THE PROBLEM
Review the material and extract every line in which the word "name" occurs.

--- start DATASET EXTRACT ---

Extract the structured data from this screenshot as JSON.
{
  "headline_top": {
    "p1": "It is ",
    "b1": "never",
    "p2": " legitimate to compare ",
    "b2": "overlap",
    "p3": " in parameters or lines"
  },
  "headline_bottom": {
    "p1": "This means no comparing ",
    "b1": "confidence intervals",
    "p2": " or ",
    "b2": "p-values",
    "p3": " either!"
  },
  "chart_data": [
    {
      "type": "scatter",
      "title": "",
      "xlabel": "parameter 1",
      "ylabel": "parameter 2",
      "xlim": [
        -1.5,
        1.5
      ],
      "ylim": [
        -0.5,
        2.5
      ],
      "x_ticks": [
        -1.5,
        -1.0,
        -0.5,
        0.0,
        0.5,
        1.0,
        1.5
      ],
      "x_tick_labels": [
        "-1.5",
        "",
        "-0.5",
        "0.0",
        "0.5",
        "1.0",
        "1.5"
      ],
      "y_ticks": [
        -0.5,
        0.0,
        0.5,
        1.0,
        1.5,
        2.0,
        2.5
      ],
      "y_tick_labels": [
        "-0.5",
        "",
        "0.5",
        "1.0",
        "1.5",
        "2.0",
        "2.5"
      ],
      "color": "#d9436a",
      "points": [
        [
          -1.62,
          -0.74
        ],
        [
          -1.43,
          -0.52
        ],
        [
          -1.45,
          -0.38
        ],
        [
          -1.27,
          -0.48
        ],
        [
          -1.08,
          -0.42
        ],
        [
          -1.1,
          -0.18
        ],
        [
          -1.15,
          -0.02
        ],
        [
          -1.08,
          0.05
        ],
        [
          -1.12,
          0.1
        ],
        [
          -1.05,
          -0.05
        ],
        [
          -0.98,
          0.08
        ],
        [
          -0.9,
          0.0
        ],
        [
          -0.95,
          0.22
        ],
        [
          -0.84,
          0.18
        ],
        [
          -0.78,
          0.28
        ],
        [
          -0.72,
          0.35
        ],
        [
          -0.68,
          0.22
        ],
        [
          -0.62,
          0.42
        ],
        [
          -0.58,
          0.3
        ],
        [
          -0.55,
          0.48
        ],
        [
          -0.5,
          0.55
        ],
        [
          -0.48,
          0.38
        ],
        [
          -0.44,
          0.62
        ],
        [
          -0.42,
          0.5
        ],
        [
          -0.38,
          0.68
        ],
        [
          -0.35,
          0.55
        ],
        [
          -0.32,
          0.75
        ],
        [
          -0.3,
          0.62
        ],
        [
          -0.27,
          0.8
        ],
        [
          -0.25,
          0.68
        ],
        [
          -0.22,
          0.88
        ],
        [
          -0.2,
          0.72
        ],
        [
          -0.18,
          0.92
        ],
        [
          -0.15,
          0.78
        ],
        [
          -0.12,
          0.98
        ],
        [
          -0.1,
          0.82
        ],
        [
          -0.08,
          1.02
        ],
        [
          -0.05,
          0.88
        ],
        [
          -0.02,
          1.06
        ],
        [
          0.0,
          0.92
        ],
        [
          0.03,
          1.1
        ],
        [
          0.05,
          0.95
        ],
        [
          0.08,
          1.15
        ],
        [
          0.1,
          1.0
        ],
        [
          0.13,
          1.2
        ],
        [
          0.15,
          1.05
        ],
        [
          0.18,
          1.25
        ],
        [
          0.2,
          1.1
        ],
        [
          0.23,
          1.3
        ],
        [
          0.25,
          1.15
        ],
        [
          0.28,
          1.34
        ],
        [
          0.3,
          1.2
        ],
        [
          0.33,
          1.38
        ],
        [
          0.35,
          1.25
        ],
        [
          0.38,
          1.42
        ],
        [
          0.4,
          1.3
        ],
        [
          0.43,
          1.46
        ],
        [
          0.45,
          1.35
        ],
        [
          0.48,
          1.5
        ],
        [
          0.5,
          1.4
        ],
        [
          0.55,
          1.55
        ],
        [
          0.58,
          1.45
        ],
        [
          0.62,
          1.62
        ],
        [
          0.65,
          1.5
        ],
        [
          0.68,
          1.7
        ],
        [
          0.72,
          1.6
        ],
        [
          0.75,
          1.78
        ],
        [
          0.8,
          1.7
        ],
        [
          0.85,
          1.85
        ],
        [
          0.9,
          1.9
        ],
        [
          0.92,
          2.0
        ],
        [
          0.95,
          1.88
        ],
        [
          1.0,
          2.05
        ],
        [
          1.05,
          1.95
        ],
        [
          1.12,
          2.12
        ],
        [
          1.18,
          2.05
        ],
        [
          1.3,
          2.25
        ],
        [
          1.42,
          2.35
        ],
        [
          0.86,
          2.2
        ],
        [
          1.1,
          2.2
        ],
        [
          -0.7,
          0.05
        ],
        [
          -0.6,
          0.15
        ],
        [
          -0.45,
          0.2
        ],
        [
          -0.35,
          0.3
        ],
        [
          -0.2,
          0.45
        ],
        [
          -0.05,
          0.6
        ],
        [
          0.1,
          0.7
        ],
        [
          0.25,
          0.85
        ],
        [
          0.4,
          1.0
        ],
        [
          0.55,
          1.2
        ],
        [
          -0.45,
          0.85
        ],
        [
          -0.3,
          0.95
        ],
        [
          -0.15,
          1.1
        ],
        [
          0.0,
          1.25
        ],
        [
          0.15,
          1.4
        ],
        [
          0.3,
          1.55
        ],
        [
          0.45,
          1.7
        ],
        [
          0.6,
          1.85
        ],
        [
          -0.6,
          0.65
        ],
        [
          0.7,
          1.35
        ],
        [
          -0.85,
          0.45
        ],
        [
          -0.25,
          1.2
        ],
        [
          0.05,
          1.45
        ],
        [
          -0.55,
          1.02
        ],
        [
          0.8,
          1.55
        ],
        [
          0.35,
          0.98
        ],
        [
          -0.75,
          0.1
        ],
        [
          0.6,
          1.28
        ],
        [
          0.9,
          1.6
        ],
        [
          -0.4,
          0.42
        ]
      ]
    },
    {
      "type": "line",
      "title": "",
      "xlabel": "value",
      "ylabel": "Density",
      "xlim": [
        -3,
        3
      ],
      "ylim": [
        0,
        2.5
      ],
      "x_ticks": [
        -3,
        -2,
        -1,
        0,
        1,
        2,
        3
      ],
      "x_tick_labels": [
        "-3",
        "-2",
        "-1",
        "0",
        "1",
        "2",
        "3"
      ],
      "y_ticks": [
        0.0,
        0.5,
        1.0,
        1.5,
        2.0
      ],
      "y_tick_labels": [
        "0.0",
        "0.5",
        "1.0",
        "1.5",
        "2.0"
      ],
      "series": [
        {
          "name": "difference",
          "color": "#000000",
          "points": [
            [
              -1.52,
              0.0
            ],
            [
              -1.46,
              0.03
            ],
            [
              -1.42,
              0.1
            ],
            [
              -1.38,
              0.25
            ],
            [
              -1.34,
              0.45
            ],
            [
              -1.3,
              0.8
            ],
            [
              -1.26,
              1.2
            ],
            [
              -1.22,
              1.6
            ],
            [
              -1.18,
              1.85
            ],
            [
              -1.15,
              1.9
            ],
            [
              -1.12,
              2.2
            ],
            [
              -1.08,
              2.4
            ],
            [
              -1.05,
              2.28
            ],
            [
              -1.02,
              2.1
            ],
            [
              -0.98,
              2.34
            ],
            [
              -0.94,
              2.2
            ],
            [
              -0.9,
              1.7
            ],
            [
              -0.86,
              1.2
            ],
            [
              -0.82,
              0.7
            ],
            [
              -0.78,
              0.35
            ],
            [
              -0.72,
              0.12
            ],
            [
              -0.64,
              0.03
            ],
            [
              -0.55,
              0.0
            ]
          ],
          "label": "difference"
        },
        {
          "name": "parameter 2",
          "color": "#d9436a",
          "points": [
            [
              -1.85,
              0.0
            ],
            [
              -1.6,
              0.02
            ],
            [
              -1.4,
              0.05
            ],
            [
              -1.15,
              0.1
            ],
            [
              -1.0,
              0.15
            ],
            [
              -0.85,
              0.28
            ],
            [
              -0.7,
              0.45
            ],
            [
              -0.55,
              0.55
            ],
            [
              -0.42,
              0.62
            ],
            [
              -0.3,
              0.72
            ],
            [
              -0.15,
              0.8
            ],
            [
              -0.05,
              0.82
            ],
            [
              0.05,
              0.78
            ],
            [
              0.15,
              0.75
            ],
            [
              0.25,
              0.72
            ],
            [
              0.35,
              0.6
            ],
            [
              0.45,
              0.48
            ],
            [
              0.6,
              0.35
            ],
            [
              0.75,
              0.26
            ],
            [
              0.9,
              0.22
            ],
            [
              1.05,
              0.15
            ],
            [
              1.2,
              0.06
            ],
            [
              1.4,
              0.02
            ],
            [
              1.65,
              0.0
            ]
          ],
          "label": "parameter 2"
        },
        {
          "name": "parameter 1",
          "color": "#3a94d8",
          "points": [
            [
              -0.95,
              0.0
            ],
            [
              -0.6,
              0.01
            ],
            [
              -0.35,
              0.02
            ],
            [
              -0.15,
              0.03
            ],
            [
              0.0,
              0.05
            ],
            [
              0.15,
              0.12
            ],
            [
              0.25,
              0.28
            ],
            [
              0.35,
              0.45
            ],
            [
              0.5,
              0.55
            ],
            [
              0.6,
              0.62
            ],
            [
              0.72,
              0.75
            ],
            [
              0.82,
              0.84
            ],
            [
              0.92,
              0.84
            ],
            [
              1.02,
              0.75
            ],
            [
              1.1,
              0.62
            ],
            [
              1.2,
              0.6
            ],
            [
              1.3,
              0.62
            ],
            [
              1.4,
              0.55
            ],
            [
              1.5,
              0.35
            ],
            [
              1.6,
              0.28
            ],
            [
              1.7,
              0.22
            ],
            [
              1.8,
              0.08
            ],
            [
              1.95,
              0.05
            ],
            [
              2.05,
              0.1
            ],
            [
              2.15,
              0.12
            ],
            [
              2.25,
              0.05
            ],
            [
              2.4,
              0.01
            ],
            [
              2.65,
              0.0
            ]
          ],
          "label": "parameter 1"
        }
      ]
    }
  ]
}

--- end DATASET EXTRACT ---

EXPECTED ANSWER
          "name": "difference",
          "name": "parameter 2",
          "name": "parameter 1",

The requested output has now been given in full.